Short problem
Go through the records and show each line where the word "accent" occurs.

Material provided
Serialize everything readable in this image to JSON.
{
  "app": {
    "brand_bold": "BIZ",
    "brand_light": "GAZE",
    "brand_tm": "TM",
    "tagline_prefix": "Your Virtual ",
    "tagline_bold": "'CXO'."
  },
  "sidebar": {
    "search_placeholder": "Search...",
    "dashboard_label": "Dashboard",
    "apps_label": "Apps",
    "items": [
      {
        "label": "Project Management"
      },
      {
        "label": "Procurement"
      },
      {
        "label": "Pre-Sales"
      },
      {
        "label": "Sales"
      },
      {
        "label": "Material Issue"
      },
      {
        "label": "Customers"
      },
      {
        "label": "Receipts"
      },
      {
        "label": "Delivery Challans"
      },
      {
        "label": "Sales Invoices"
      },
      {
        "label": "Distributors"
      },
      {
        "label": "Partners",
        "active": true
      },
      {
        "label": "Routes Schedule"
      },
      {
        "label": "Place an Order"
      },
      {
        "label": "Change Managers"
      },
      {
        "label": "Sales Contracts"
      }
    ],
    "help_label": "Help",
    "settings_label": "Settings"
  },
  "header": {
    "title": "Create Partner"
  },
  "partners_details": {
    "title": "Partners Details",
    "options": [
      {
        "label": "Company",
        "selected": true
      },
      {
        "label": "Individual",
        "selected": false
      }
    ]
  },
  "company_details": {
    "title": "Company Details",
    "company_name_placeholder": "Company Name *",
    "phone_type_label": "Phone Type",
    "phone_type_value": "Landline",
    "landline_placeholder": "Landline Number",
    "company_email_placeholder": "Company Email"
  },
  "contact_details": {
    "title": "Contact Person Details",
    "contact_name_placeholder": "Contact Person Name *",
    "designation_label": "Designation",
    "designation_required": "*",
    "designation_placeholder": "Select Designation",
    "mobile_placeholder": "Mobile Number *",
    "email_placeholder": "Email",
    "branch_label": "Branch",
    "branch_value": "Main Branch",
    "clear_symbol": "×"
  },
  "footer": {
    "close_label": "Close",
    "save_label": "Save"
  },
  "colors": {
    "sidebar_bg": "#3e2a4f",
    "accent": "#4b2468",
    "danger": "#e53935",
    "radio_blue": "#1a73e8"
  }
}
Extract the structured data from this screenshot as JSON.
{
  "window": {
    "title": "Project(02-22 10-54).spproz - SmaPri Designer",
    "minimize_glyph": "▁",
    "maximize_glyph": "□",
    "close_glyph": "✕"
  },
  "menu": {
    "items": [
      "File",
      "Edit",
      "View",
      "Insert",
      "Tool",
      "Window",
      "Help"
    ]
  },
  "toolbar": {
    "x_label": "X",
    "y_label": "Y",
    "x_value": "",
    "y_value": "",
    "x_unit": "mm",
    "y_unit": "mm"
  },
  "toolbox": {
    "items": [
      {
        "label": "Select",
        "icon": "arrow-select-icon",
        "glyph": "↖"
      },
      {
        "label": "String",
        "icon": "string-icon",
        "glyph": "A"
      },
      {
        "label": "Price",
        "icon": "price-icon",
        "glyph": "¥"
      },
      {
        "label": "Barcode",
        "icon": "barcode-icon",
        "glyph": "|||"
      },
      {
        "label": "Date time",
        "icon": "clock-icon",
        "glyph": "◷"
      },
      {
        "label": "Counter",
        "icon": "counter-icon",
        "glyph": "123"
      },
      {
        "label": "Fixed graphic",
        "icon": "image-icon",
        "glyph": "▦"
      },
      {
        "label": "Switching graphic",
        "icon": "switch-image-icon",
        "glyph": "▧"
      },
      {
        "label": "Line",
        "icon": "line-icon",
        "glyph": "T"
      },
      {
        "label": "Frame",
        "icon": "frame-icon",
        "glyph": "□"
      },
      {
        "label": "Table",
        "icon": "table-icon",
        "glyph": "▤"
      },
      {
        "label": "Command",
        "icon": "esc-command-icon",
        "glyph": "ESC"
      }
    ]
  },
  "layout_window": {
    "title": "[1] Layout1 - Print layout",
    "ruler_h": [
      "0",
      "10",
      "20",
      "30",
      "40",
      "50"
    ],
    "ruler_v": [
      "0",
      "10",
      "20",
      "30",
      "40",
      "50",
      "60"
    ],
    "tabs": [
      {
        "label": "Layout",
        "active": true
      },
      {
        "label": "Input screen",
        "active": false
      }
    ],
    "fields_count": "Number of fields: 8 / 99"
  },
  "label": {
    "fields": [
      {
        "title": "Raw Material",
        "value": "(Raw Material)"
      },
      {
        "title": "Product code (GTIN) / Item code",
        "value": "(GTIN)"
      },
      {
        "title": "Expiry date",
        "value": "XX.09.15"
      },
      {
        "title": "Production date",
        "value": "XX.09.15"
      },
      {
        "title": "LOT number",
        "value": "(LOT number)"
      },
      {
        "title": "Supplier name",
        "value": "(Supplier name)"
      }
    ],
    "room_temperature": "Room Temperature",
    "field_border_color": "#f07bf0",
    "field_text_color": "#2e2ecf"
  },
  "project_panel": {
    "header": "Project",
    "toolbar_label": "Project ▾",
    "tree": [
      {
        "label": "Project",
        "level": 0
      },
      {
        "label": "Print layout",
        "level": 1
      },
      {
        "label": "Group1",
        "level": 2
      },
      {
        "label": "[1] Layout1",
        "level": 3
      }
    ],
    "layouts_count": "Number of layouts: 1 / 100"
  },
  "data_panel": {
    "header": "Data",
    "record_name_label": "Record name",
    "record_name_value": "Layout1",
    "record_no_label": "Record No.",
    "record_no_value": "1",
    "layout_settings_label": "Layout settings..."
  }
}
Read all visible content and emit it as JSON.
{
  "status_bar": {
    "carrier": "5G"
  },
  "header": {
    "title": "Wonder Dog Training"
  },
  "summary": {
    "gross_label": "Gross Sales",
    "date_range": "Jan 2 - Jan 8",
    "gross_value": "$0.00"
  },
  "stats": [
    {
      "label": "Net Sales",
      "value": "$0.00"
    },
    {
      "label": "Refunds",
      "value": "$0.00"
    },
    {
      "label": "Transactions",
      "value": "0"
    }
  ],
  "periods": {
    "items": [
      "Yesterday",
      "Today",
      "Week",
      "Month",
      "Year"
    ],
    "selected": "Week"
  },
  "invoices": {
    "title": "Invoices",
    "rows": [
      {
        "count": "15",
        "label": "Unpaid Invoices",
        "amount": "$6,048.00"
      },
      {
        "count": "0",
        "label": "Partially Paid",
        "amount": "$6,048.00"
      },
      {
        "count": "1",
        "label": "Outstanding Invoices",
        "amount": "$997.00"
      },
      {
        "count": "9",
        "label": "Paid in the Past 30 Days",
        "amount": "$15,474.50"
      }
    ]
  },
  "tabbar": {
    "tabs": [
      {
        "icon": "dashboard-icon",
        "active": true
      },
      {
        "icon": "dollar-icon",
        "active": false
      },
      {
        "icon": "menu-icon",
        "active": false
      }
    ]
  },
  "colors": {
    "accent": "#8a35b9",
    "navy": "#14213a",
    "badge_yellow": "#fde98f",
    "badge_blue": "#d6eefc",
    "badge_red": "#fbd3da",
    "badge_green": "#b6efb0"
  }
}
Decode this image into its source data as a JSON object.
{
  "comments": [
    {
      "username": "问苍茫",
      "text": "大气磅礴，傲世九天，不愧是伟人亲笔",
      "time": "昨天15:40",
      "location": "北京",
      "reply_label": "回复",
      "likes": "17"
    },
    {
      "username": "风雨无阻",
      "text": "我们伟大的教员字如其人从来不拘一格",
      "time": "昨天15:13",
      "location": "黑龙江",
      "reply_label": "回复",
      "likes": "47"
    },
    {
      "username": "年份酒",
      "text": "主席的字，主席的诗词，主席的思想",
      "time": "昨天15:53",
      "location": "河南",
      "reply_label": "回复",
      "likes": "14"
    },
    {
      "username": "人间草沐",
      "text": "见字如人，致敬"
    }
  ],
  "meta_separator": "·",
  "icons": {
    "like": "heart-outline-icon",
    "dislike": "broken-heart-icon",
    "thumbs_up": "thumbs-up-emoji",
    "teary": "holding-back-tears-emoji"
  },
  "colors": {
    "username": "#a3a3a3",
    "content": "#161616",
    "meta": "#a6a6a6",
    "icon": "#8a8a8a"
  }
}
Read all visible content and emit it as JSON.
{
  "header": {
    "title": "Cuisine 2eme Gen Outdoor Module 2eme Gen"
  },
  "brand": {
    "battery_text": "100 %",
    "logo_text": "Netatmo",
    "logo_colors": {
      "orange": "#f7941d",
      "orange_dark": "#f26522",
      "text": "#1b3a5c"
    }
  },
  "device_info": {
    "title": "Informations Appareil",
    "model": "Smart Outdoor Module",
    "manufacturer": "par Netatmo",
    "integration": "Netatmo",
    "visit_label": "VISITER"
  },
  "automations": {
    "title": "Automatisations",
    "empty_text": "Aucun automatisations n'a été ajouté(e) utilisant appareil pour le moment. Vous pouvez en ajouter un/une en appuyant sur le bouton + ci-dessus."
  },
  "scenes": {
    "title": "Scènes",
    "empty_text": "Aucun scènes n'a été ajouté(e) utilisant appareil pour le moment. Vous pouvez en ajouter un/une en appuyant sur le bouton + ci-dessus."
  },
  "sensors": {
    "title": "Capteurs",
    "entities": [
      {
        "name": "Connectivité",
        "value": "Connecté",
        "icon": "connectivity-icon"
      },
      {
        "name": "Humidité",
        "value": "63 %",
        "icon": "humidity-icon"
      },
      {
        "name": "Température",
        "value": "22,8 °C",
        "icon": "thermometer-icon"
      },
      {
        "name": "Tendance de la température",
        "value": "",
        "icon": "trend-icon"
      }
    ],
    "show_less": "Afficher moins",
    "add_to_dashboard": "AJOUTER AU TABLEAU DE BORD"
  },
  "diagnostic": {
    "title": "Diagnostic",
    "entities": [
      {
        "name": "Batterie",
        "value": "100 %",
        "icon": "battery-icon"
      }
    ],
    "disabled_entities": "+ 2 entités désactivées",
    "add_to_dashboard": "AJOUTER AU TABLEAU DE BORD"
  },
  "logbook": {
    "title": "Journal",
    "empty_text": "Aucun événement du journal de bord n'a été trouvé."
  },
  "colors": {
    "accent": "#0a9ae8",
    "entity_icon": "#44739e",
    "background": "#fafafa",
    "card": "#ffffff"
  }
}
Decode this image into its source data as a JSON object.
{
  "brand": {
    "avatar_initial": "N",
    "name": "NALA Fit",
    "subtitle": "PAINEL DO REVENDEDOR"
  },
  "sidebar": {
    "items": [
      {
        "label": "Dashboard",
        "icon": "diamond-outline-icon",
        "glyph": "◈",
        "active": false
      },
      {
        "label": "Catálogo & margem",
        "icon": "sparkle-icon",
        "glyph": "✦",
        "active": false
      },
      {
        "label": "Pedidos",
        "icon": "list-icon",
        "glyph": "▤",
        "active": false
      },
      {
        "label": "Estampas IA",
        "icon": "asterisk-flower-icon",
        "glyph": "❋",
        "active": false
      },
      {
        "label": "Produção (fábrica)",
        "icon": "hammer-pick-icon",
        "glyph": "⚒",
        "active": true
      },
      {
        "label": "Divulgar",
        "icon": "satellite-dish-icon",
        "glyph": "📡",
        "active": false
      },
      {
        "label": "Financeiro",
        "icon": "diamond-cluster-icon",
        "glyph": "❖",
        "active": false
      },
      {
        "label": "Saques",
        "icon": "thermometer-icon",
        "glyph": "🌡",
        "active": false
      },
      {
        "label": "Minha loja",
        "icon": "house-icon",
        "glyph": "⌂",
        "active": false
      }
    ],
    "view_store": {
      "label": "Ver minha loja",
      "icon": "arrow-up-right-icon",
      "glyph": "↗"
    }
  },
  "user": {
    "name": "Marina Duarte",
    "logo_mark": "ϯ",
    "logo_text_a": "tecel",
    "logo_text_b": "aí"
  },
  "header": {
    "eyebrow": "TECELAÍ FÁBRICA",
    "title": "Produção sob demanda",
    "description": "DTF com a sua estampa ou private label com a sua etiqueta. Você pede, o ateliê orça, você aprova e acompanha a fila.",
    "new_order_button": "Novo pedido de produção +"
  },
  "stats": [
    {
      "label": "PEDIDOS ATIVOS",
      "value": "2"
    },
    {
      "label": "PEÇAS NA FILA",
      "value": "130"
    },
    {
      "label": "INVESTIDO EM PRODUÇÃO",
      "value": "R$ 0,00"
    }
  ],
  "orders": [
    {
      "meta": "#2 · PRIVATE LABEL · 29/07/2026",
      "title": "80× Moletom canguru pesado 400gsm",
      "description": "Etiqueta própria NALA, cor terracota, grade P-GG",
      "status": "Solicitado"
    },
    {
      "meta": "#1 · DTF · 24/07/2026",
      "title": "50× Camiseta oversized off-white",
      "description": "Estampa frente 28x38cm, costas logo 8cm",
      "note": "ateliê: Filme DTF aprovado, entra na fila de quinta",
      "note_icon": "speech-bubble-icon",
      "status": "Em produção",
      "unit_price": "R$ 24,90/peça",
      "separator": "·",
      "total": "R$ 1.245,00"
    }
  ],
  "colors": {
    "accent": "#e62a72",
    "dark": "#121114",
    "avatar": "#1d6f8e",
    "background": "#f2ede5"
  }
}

Response
    "accent": "#4b2468",
    "accent": "#8a35b9",
    "accent": "#0a9ae8",
    "accent": "#e62a72",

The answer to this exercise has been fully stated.